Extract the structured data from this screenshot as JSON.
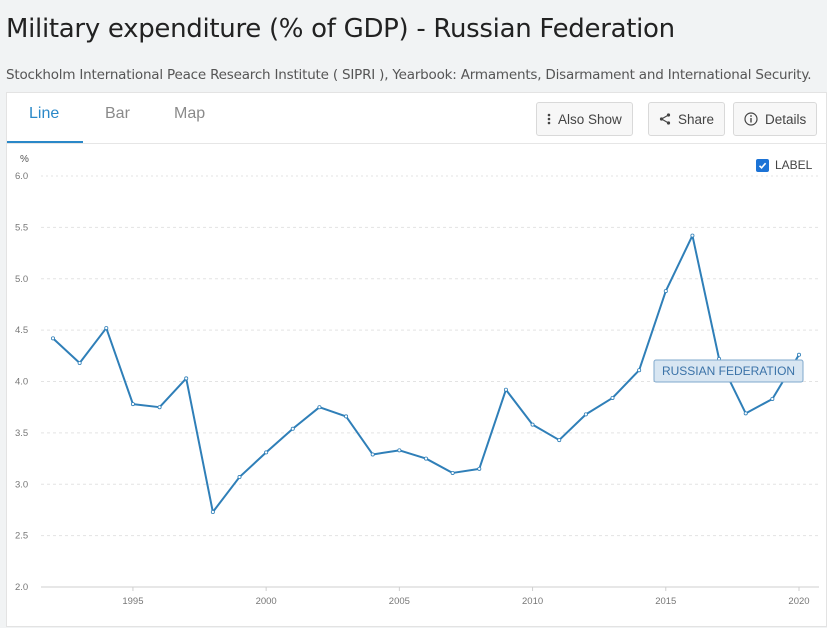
{
  "header": {
    "title": "Military expenditure (% of GDP) - Russian Federation",
    "source": "Stockholm International Peace Research Institute ( SIPRI ), Yearbook: Armaments, Disarmament and International Security."
  },
  "tabs": [
    {
      "label": "Line",
      "active": true
    },
    {
      "label": "Bar",
      "active": false
    },
    {
      "label": "Map",
      "active": false
    }
  ],
  "toolbar": {
    "also_show_label": "Also Show",
    "share_label": "Share",
    "details_label": "Details"
  },
  "label_toggle": {
    "label": "LABEL",
    "checked": true
  },
  "colors": {
    "accent": "#2a88c8",
    "line": "#2f7fb8",
    "checkbox": "#1c73d6"
  },
  "chart_data": {
    "type": "line",
    "ylabel": "%",
    "ylim": [
      2.0,
      6.0
    ],
    "yticks": [
      "2.0",
      "2.5",
      "3.0",
      "3.5",
      "4.0",
      "4.5",
      "5.0",
      "5.5",
      "6.0"
    ],
    "xticks": [
      "1995",
      "2000",
      "2005",
      "2010",
      "2015",
      "2020"
    ],
    "xlim": [
      1992,
      2020
    ],
    "grid": true,
    "series": [
      {
        "name": "RUSSIAN FEDERATION",
        "x": [
          1992,
          1993,
          1994,
          1995,
          1996,
          1997,
          1998,
          1999,
          2000,
          2001,
          2002,
          2003,
          2004,
          2005,
          2006,
          2007,
          2008,
          2009,
          2010,
          2011,
          2012,
          2013,
          2014,
          2015,
          2016,
          2017,
          2018,
          2019,
          2020
        ],
        "values": [
          4.42,
          4.18,
          4.52,
          3.78,
          3.75,
          4.03,
          2.73,
          3.07,
          3.31,
          3.54,
          3.75,
          3.66,
          3.29,
          3.33,
          3.25,
          3.11,
          3.15,
          3.92,
          3.58,
          3.43,
          3.68,
          3.84,
          4.11,
          4.88,
          5.42,
          4.22,
          3.69,
          3.83,
          4.26
        ]
      }
    ]
  }
}
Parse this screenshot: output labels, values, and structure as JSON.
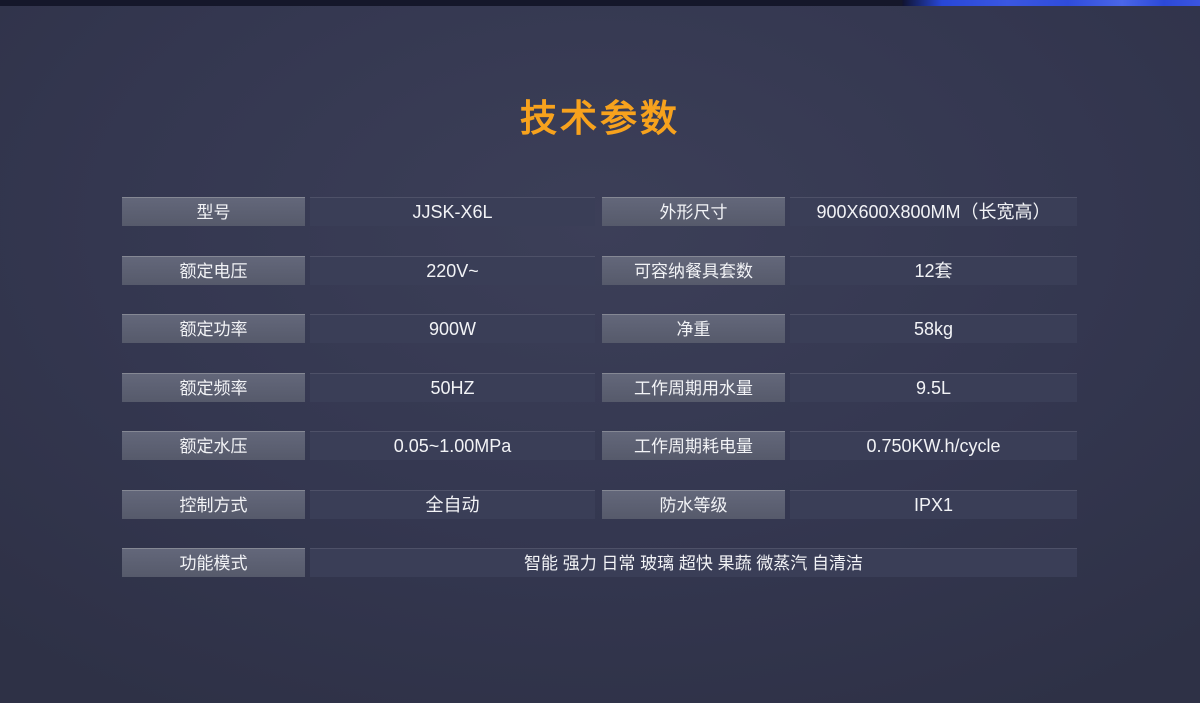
{
  "page": {
    "title": "技术参数",
    "title_color": "#F7A21D",
    "background_color": "#343750",
    "top_strip_blue": "#2c49d9"
  },
  "spec_table": {
    "colors": {
      "label_bg": "#5b5f6f",
      "value_bg": "#3a3e57",
      "text": "#f2f3f6"
    },
    "rows": [
      {
        "cells": [
          {
            "label": "型号",
            "value": "JJSK-X6L"
          },
          {
            "label": "外形尺寸",
            "value": "900X600X800MM（长宽高）"
          }
        ]
      },
      {
        "cells": [
          {
            "label": "额定电压",
            "value": "220V~"
          },
          {
            "label": "可容纳餐具套数",
            "value": "12套"
          }
        ]
      },
      {
        "cells": [
          {
            "label": "额定功率",
            "value": "900W"
          },
          {
            "label": "净重",
            "value": "58kg"
          }
        ]
      },
      {
        "cells": [
          {
            "label": "额定频率",
            "value": "50HZ"
          },
          {
            "label": "工作周期用水量",
            "value": "9.5L"
          }
        ]
      },
      {
        "cells": [
          {
            "label": "额定水压",
            "value": "0.05~1.00MPa"
          },
          {
            "label": "工作周期耗电量",
            "value": "0.750KW.h/cycle"
          }
        ]
      },
      {
        "cells": [
          {
            "label": "控制方式",
            "value": "全自动"
          },
          {
            "label": "防水等级",
            "value": "IPX1"
          }
        ]
      },
      {
        "cells": [
          {
            "label": "功能模式",
            "value": "智能 强力 日常 玻璃 超快 果蔬 微蒸汽 自清洁",
            "full_width": true
          }
        ]
      }
    ]
  }
}
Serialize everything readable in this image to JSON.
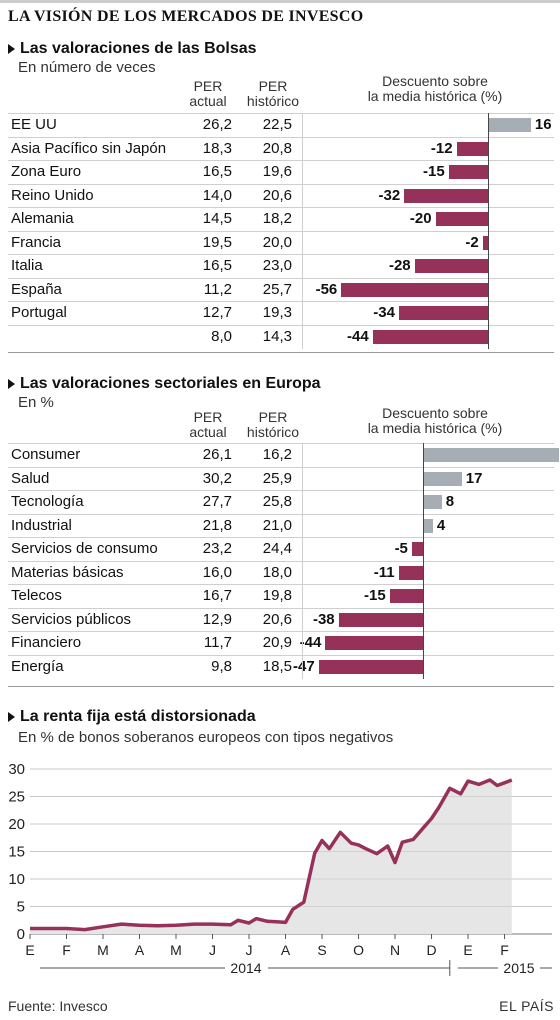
{
  "title": "LA VISIÓN DE LOS MERCADOS DE INVESCO",
  "colors": {
    "positive": "#a6adb4",
    "negative": "#96325a",
    "line": "#96325a",
    "area": "#e6e6e6"
  },
  "icon": "arrow-icon",
  "section1": {
    "title": "Las valoraciones de las Bolsas",
    "subtitle": "En número de veces",
    "col_actual": [
      "PER",
      "actual"
    ],
    "col_hist": [
      "PER",
      "histórico"
    ],
    "col_disc": [
      "Descuento sobre",
      "la media histórica (%)"
    ],
    "rows": [
      {
        "name": "EE UU",
        "actual": "26,2",
        "hist": "22,5",
        "disc": 16
      },
      {
        "name": "Asia Pacífico sin Japón",
        "actual": "18,3",
        "hist": "20,8",
        "disc": -12
      },
      {
        "name": "Zona Euro",
        "actual": "16,5",
        "hist": "19,6",
        "disc": -15
      },
      {
        "name": "Reino Unido",
        "actual": "14,0",
        "hist": "20,6",
        "disc": -32
      },
      {
        "name": "Alemania",
        "actual": "14,5",
        "hist": "18,2",
        "disc": -20
      },
      {
        "name": "Francia",
        "actual": "19,5",
        "hist": "20,0",
        "disc": -2
      },
      {
        "name": "Italia",
        "actual": "16,5",
        "hist": "23,0",
        "disc": -28
      },
      {
        "name": "España",
        "actual": "11,2",
        "hist": "25,7",
        "disc": -56
      },
      {
        "name": "Portugal",
        "actual": "12,7",
        "hist": "19,3",
        "disc": -34
      },
      {
        "name": "",
        "actual": "8,0",
        "hist": "14,3",
        "disc": -44
      }
    ]
  },
  "section2": {
    "title": "Las valoraciones sectoriales en Europa",
    "subtitle": "En %",
    "col_actual": [
      "PER",
      "actual"
    ],
    "col_hist": [
      "PER",
      "histórico"
    ],
    "col_disc": [
      "Descuento sobre",
      "la media histórica (%)"
    ],
    "rows": [
      {
        "name": "Consumer",
        "actual": "26,1",
        "hist": "16,2",
        "disc": 61
      },
      {
        "name": "Salud",
        "actual": "30,2",
        "hist": "25,9",
        "disc": 17
      },
      {
        "name": "Tecnología",
        "actual": "27,7",
        "hist": "25,8",
        "disc": 8
      },
      {
        "name": "Industrial",
        "actual": "21,8",
        "hist": "21,0",
        "disc": 4
      },
      {
        "name": "Servicios de consumo",
        "actual": "23,2",
        "hist": "24,4",
        "disc": -5
      },
      {
        "name": "Materias básicas",
        "actual": "16,0",
        "hist": "18,0",
        "disc": -11
      },
      {
        "name": "Telecos",
        "actual": "16,7",
        "hist": "19,8",
        "disc": -15
      },
      {
        "name": "Servicios públicos",
        "actual": "12,9",
        "hist": "20,6",
        "disc": -38
      },
      {
        "name": "Financiero",
        "actual": "11,7",
        "hist": "20,9",
        "disc": -44
      },
      {
        "name": "Energía",
        "actual": "9,8",
        "hist": "18,5",
        "disc": -47
      }
    ]
  },
  "section3": {
    "title": "La renta fija está distorsionada",
    "subtitle": "En % de bonos soberanos europeos con tipos negativos",
    "years": [
      "2014",
      "2015"
    ]
  },
  "chart_data": {
    "type": "area",
    "y_ticks": [
      0,
      5,
      10,
      15,
      20,
      25,
      30
    ],
    "ylim": [
      0,
      30
    ],
    "month_labels": [
      "E",
      "F",
      "M",
      "A",
      "M",
      "J",
      "J",
      "A",
      "S",
      "O",
      "N",
      "D",
      "E",
      "F"
    ],
    "x": [
      0,
      0.5,
      1,
      1.5,
      2,
      2.5,
      3,
      3.5,
      4,
      4.5,
      5,
      5.5,
      5.7,
      6,
      6.2,
      6.5,
      6.8,
      7,
      7.2,
      7.5,
      7.8,
      8,
      8.2,
      8.5,
      8.8,
      9,
      9.2,
      9.5,
      9.8,
      10,
      10.2,
      10.5,
      10.8,
      11,
      11.2,
      11.5,
      11.8,
      12,
      12.3,
      12.6,
      12.8,
      13,
      13.2
    ],
    "y": [
      1.0,
      1.0,
      1.0,
      0.8,
      1.3,
      1.8,
      1.6,
      1.5,
      1.6,
      1.8,
      1.8,
      1.7,
      2.5,
      2.0,
      2.8,
      2.3,
      2.2,
      2.1,
      4.5,
      5.8,
      14.7,
      17.0,
      15.5,
      18.5,
      16.5,
      16.2,
      15.5,
      14.6,
      16.0,
      13.0,
      16.7,
      17.2,
      19.5,
      21.0,
      23.0,
      26.5,
      25.5,
      27.8,
      27.2,
      28.0,
      27.0,
      27.5,
      28.0
    ],
    "xlabel": "",
    "ylabel": ""
  },
  "footer": {
    "source": "Fuente: Invesco",
    "brand": "EL PAÍS"
  }
}
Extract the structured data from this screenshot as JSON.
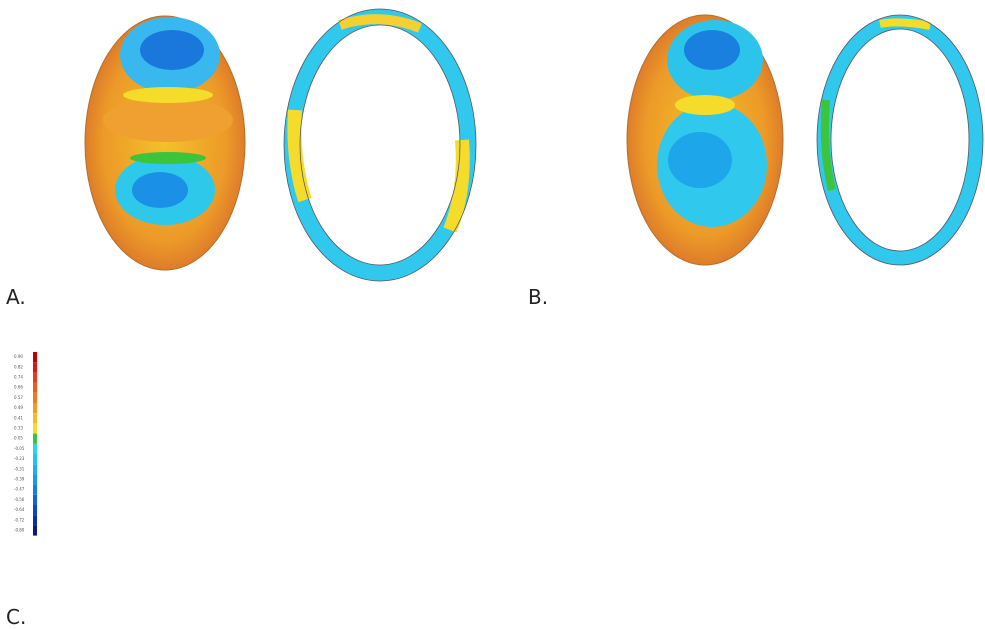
{
  "panels": [
    {
      "label": "A."
    },
    {
      "label": "B."
    },
    {
      "label": "C."
    }
  ],
  "colorbar": [
    {
      "label": "0.90",
      "color": "#c00000"
    },
    {
      "label": "0.82",
      "color": "#d81818"
    },
    {
      "label": "0.74",
      "color": "#e83a1c"
    },
    {
      "label": "0.66",
      "color": "#ee5a1e"
    },
    {
      "label": "0.57",
      "color": "#f07a20"
    },
    {
      "label": "0.49",
      "color": "#f29a22"
    },
    {
      "label": "0.41",
      "color": "#f4bc26"
    },
    {
      "label": "0.33",
      "color": "#f6dc2a"
    },
    {
      "label": "0.05",
      "color": "#3cc43c"
    },
    {
      "label": "-0.05",
      "color": "#28d8e8"
    },
    {
      "label": "-0.23",
      "color": "#20c4ee"
    },
    {
      "label": "-0.31",
      "color": "#1cb0ee"
    },
    {
      "label": "-0.39",
      "color": "#189aec"
    },
    {
      "label": "-0.47",
      "color": "#1480e6"
    },
    {
      "label": "-0.56",
      "color": "#1064d8"
    },
    {
      "label": "-0.64",
      "color": "#0c48c4"
    },
    {
      "label": "-0.72",
      "color": "#0a2ea8"
    },
    {
      "label": "-0.80",
      "color": "#081a80"
    }
  ]
}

- [What you are asked to do]: Where a line contains "valoraciones", copy that line.

- [Finished answer]:
    "title": "Las valoraciones de las Bolsas",
    "title": "Las valoraciones sectoriales en Europa",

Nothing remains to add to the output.